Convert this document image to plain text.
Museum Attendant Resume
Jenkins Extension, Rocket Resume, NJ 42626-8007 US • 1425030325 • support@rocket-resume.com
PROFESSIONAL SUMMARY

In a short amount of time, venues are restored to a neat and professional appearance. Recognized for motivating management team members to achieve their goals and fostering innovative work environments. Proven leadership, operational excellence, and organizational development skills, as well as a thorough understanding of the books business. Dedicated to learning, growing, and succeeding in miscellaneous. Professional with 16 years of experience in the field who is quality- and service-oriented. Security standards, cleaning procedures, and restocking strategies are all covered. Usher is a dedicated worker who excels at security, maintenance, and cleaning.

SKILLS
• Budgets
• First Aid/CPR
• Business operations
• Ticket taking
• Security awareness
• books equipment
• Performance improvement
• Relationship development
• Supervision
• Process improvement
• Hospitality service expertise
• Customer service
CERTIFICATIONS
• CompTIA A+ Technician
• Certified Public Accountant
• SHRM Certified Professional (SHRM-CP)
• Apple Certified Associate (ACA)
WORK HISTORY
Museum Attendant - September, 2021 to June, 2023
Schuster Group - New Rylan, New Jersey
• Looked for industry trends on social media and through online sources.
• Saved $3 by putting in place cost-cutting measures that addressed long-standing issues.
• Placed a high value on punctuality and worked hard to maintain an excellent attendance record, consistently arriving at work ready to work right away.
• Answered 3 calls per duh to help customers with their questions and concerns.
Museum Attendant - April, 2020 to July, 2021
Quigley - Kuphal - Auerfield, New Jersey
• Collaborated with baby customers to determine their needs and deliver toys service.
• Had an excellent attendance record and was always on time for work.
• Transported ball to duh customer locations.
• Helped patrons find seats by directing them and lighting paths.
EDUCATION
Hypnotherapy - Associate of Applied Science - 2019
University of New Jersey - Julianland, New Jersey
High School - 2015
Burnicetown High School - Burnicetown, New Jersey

--------------------

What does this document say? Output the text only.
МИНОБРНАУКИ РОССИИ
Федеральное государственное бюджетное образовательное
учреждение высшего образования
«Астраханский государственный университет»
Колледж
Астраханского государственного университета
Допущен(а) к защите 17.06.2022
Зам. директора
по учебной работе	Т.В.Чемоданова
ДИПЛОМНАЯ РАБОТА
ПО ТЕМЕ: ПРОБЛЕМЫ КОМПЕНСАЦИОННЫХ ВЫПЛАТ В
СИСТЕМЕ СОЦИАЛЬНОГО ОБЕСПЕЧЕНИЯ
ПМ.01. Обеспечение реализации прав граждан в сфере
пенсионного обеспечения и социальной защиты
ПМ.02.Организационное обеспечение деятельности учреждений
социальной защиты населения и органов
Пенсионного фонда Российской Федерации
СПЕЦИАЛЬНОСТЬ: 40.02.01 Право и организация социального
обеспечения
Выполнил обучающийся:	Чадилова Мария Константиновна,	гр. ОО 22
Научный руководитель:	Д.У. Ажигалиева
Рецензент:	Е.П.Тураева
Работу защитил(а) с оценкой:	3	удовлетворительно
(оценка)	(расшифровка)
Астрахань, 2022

--------------------

▶ **JOB**
Gather each line from the entries above that includes the word "Associate".

▶ **THE ANSWER**
• Apple Certified Associate (ACA)
Hypnotherapy - Associate of Applied Science - 2019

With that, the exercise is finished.